Dataset excerpts
■ ■ ■ ■

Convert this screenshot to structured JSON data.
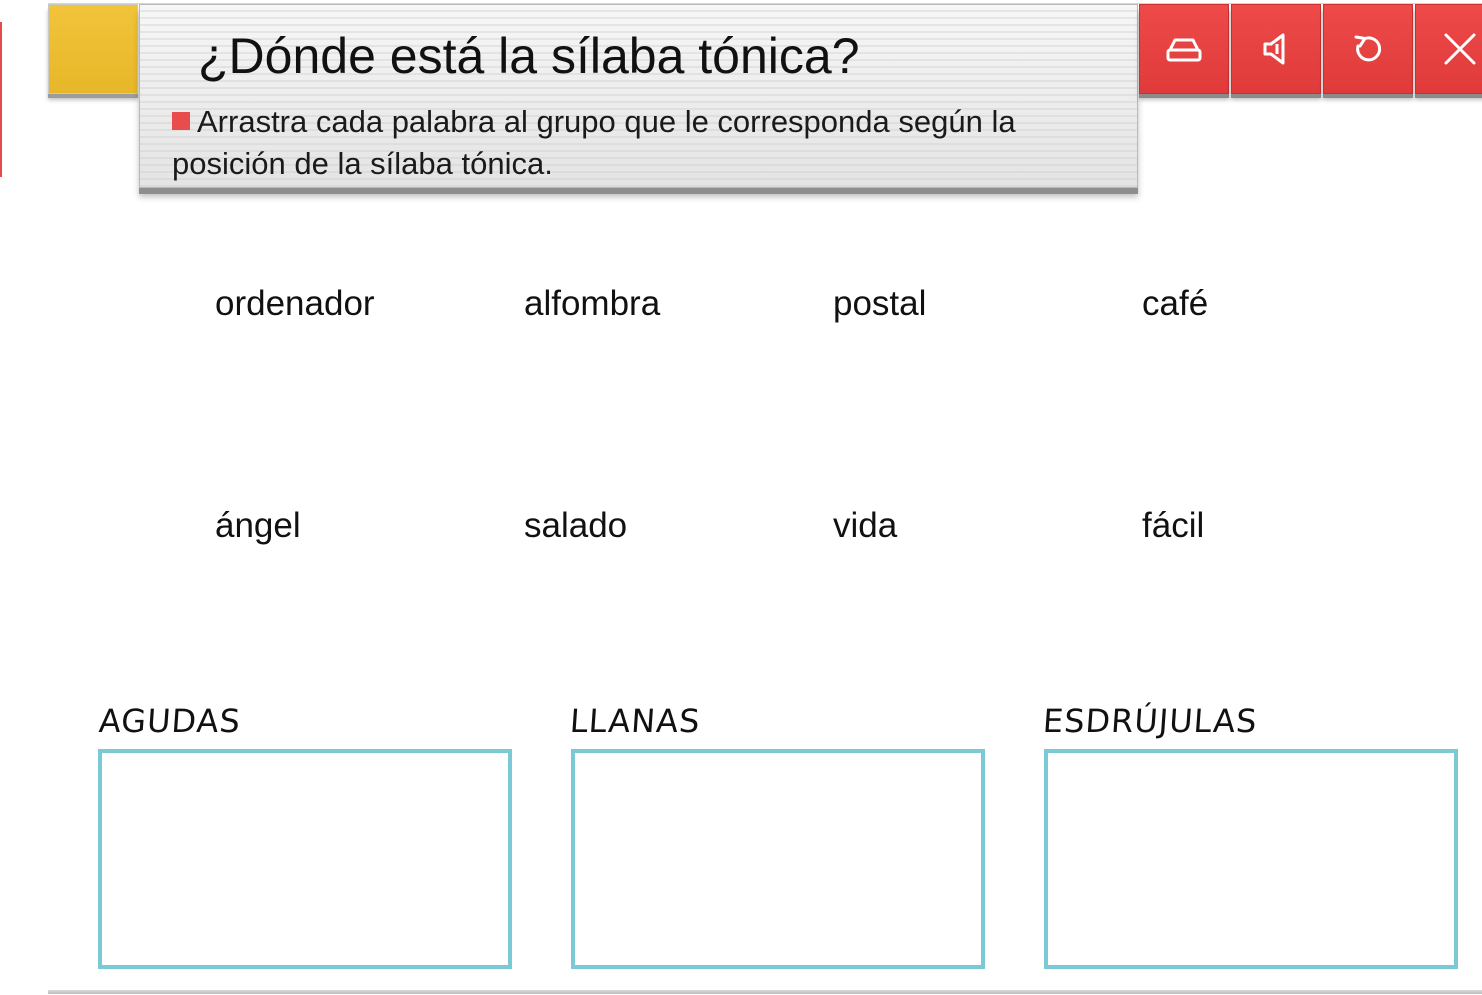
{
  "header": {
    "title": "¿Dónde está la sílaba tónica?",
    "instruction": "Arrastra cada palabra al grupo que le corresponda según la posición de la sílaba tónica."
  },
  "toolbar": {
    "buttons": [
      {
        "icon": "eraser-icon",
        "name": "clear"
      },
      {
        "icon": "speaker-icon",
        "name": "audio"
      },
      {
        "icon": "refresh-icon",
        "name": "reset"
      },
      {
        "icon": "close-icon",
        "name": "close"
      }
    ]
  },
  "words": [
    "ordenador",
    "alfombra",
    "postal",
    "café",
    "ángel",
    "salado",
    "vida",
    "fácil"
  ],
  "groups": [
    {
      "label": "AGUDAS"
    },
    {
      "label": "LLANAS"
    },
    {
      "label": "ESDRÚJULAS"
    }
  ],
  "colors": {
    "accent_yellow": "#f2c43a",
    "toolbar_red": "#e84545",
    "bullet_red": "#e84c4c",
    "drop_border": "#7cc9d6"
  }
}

■ ■ ■ ■

Set the entries down again exactly. Do not include the images.

Convert this screenshot to structured JSON data.
{
  "header": {
    "title": "¿Dónde está la sílaba tónica?",
    "instruction": "Arrastra cada palabra al grupo que le corresponda según la posición de la sílaba tónica."
  },
  "toolbar": {
    "buttons": [
      {
        "icon": "eraser-icon",
        "name": "clear"
      },
      {
        "icon": "speaker-icon",
        "name": "audio"
      },
      {
        "icon": "refresh-icon",
        "name": "reset"
      },
      {
        "icon": "close-icon",
        "name": "close"
      }
    ]
  },
  "words": [
    "ordenador",
    "alfombra",
    "postal",
    "café",
    "ángel",
    "salado",
    "vida",
    "fácil"
  ],
  "groups": [
    {
      "label": "AGUDAS"
    },
    {
      "label": "LLANAS"
    },
    {
      "label": "ESDRÚJULAS"
    }
  ],
  "colors": {
    "accent_yellow": "#f2c43a",
    "toolbar_red": "#e84545",
    "bullet_red": "#e84c4c",
    "drop_border": "#7cc9d6"
  }
}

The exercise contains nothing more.